Task goal:
Select all lines with the string "this" in them, and copy those lines.

>> Start Records supplied

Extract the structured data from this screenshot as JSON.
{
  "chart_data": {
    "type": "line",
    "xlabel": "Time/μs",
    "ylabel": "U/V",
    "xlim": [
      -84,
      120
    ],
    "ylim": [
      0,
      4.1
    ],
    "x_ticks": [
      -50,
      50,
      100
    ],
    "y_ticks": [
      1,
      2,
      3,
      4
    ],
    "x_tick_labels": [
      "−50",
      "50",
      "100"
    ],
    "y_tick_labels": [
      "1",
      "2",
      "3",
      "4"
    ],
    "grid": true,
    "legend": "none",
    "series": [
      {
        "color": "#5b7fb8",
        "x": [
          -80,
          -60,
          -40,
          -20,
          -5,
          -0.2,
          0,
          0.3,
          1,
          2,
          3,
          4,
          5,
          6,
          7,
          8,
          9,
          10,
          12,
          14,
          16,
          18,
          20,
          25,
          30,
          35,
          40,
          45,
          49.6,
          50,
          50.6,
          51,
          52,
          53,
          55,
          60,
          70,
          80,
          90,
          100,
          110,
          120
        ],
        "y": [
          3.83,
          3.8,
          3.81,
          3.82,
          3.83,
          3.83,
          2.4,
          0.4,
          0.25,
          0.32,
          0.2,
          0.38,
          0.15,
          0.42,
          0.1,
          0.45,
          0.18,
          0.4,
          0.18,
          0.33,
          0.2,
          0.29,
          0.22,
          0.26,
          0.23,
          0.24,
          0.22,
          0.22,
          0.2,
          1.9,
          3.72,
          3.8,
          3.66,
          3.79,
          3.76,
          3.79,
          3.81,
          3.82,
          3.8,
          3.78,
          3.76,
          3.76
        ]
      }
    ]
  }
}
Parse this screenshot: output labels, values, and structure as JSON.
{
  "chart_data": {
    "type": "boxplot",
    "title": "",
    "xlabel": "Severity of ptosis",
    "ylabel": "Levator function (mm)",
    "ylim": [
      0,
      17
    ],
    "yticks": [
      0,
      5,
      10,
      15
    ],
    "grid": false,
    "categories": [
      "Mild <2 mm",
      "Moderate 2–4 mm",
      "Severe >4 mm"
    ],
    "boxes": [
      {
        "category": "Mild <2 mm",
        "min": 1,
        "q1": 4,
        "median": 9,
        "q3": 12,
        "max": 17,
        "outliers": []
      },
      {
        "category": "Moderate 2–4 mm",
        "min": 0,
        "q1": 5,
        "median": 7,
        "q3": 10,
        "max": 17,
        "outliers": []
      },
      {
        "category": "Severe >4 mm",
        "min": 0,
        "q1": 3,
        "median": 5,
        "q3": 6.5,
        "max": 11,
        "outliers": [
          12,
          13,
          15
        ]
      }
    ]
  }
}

>> End Records supplied

The reply:
Extract the structured data from this screenshot as JSON.
Parse this screenshot: output labels, values, and structure as JSON.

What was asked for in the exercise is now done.